## [TASK TO COMPLETE]
Go through the entries below and retype them exactly, omitting each picture.

## [RECORD LIST]

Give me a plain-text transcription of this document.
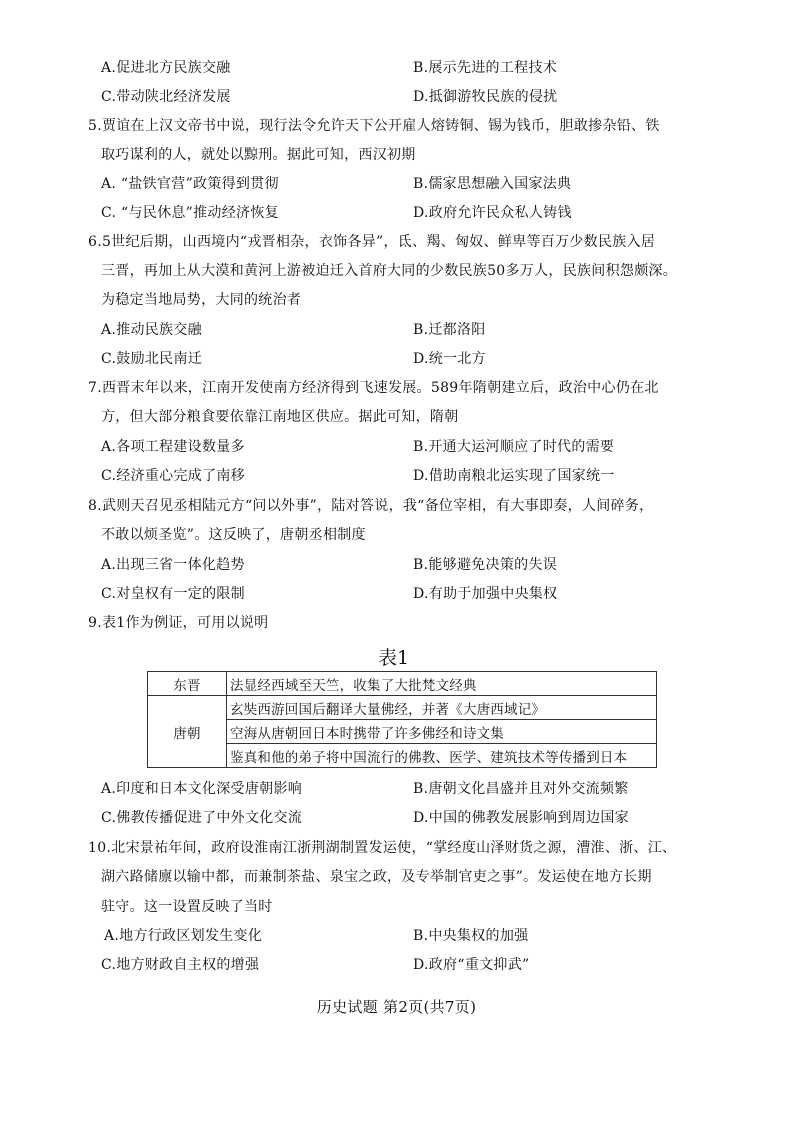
A.促进北方民族交融	B.展示先进的工程技术
C.带动陕北经济发展	D.抵御游牧民族的侵扰
5.贾谊在上汉文帝书中说，现行法令允许天下公开雇人熔铸铜、锡为钱币，胆敢掺杂铅、铁
取巧谋利的人，就处以黥刑。据此可知，西汉初期
A. “盐铁官营”政策得到贯彻	B.儒家思想融入国家法典
C. “与民休息”推动经济恢复	D.政府允许民众私人铸钱
6.5世纪后期，山西境内“戎晋相杂，衣饰各异”，氐、羯、匈奴、鲜卑等百万少数民族入居
三晋，再加上从大漠和黄河上游被迫迁入首府大同的少数民族50多万人，民族间积怨颇深。
为稳定当地局势，大同的统治者
A.推动民族交融	B.迁都洛阳
C.鼓励北民南迁	D.统一北方
7.西晋末年以来，江南开发使南方经济得到飞速发展。589年隋朝建立后，政治中心仍在北
方，但大部分粮食要依靠江南地区供应。据此可知，隋朝
A.各项工程建设数量多	B.开通大运河顺应了时代的需要
C.经济重心完成了南移	D.借助南粮北运实现了国家统一
8.武则天召见丞相陆元方“问以外事”，陆对答说，我“备位宰相，有大事即奏，人间碎务，
不敢以烦圣览”。这反映了，唐朝丞相制度
A.出现三省一体化趋势	B.能够避免决策的失误
C.对皇权有一定的限制	D.有助于加强中央集权
9.表1作为例证，可用以说明
表1
东晋	法显经西域至天竺，收集了大批梵文经典
唐朝	玄奘西游回国后翻译大量佛经，并著《大唐西域记》
	空海从唐朝回日本时携带了许多佛经和诗文集
	鉴真和他的弟子将中国流行的佛教、医学、建筑技术等传播到日本
A.印度和日本文化深受唐朝影响	B.唐朝文化昌盛并且对外交流频繁
C.佛教传播促进了中外文化交流	D.中国的佛教发展影响到周边国家
10.北宋景祐年间，政府设淮南江浙荆湖制置发运使，“掌经度山泽财货之源，漕淮、浙、江、
湖六路储廪以输中都，而兼制茶盐、泉宝之政，及专举制官吏之事”。发运使在地方长期
驻守。这一设置反映了当时
A.地方行政区划发生变化	B.中央集权的加强
C.地方财政自主权的增强	D.政府“重文抑武”
历史试题 第2页(共7页)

## [CORRECT ANSWER]
Give me a plain-text transcription of this document.
A.促进北方民族交融	B.展示先进的工程技术
C.带动陕北经济发展	D.抵御游牧民族的侵扰
5.贾谊在上汉文帝书中说，现行法令允许天下公开雇人熔铸铜、锡为钱币，胆敢掺杂铅、铁
取巧谋利的人，就处以黥刑。据此可知，西汉初期
A. “盐铁官营”政策得到贯彻	B.儒家思想融入国家法典
C. “与民休息”推动经济恢复	D.政府允许民众私人铸钱
6.5世纪后期，山西境内“戎晋相杂，衣饰各异”，氐、羯、匈奴、鲜卑等百万少数民族入居
三晋，再加上从大漠和黄河上游被迫迁入首府大同的少数民族50多万人，民族间积怨颇深。
为稳定当地局势，大同的统治者
A.推动民族交融	B.迁都洛阳
C.鼓励北民南迁	D.统一北方
7.西晋末年以来，江南开发使南方经济得到飞速发展。589年隋朝建立后，政治中心仍在北
方，但大部分粮食要依靠江南地区供应。据此可知，隋朝
A.各项工程建设数量多	B.开通大运河顺应了时代的需要
C.经济重心完成了南移	D.借助南粮北运实现了国家统一
8.武则天召见丞相陆元方“问以外事”，陆对答说，我“备位宰相，有大事即奏，人间碎务，
不敢以烦圣览”。这反映了，唐朝丞相制度
A.出现三省一体化趋势	B.能够避免决策的失误
C.对皇权有一定的限制	D.有助于加强中央集权
9.表1作为例证，可用以说明
表1
东晋	法显经西域至天竺，收集了大批梵文经典
唐朝	玄奘西游回国后翻译大量佛经，并著《大唐西域记》
	空海从唐朝回日本时携带了许多佛经和诗文集
	鉴真和他的弟子将中国流行的佛教、医学、建筑技术等传播到日本
A.印度和日本文化深受唐朝影响	B.唐朝文化昌盛并且对外交流频繁
C.佛教传播促进了中外文化交流	D.中国的佛教发展影响到周边国家
10.北宋景祐年间，政府设淮南江浙荆湖制置发运使，“掌经度山泽财货之源，漕淮、浙、江、
湖六路储廪以输中都，而兼制茶盐、泉宝之政，及专举制官吏之事”。发运使在地方长期
驻守。这一设置反映了当时
A.地方行政区划发生变化	B.中央集权的加强
C.地方财政自主权的增强	D.政府“重文抑武”
历史试题 第2页(共7页)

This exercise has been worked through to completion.